**EXERCISE GOAL:** Report how many lines contain the word "Total"; answer with the number only.

[Data records]
▬▬▬▬▬▬▬▬▬▬
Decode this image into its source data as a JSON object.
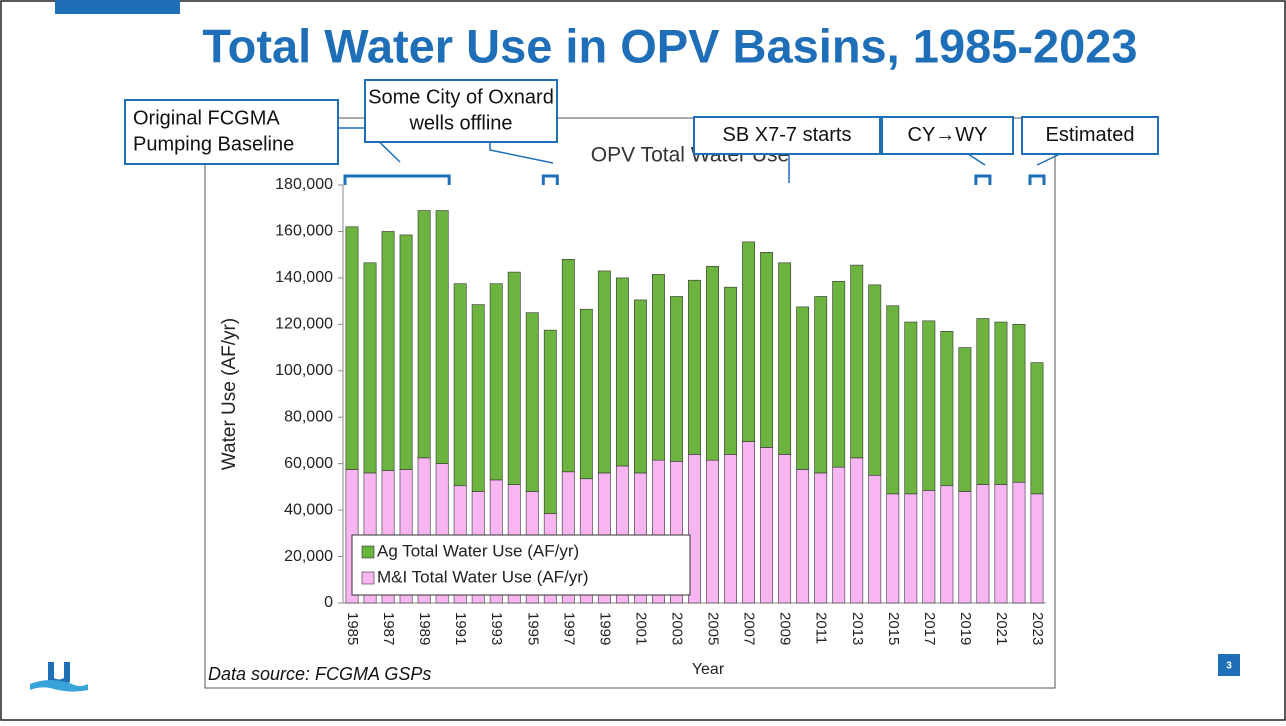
{
  "slide": {
    "title": "Total Water Use in OPV Basins, 1985-2023",
    "source": "Data source: FCGMA GSPs",
    "page_number": "3"
  },
  "chart_data": {
    "type": "stacked_bar",
    "title": "OPV Total Water Use",
    "x_label": "Year",
    "y_label": "Water Use (AF/yr)",
    "categories": [
      "1985",
      null,
      "1987",
      null,
      "1989",
      null,
      "1991",
      null,
      "1993",
      null,
      "1995",
      null,
      "1997",
      null,
      "1999",
      null,
      "2001",
      null,
      "2003",
      null,
      "2005",
      null,
      "2007",
      null,
      "2009",
      null,
      "2011",
      null,
      "2013",
      null,
      "2015",
      null,
      "2017",
      null,
      "2019",
      null,
      "2021",
      null,
      "2023"
    ],
    "series": [
      {
        "name": "Ag Total Water Use (AF/yr)",
        "color": "#6db33f",
        "values": [
          104500,
          90500,
          103000,
          101000,
          106500,
          109000,
          87000,
          80500,
          84500,
          91500,
          77000,
          79000,
          91500,
          73000,
          87000,
          81000,
          74500,
          80000,
          71000,
          75000,
          83500,
          72000,
          86000,
          84000,
          82500,
          70000,
          76000,
          80000,
          83000,
          82000,
          81000,
          74000,
          73000,
          66500,
          62000,
          71500,
          70000,
          68000,
          56500
        ]
      },
      {
        "name": "M&I Total Water Use (AF/yr)",
        "color": "#f7b6f2",
        "values": [
          57500,
          56000,
          57000,
          57500,
          62500,
          60000,
          50500,
          48000,
          53000,
          51000,
          48000,
          38500,
          56500,
          53500,
          56000,
          59000,
          56000,
          61500,
          61000,
          64000,
          61500,
          64000,
          69500,
          67000,
          64000,
          57500,
          56000,
          58500,
          62500,
          55000,
          47000,
          47000,
          48500,
          50500,
          48000,
          51000,
          51000,
          52000,
          47000
        ]
      }
    ],
    "ylim": [
      0,
      180000
    ],
    "yticks": [
      0,
      {
        "value": 20000,
        "label": "20,000"
      },
      {
        "value": 40000,
        "label": "40,000"
      },
      {
        "value": 60000,
        "label": "60,000"
      },
      {
        "value": 80000,
        "label": "80,000"
      },
      {
        "value": 100000,
        "label": "100,000"
      },
      {
        "value": 120000,
        "label": "120,000"
      },
      {
        "value": 140000,
        "label": "140,000"
      },
      {
        "value": 160000,
        "label": "160,000"
      },
      {
        "value": 180000,
        "label": "180,000"
      }
    ],
    "grid": false,
    "legend": "lower left",
    "annotations": [
      {
        "lines": [
          "Original FCGMA",
          "Pumping Baseline"
        ]
      },
      {
        "lines": [
          "Some City of Oxnard",
          "wells offline"
        ]
      },
      {
        "lines": [
          "SB X7-7 starts"
        ]
      },
      {
        "lines": [
          "CY→WY"
        ]
      },
      {
        "lines": [
          "Estimated"
        ]
      }
    ]
  }
}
▬▬▬▬▬▬▬▬▬▬
**FULL SOLUTION:** 4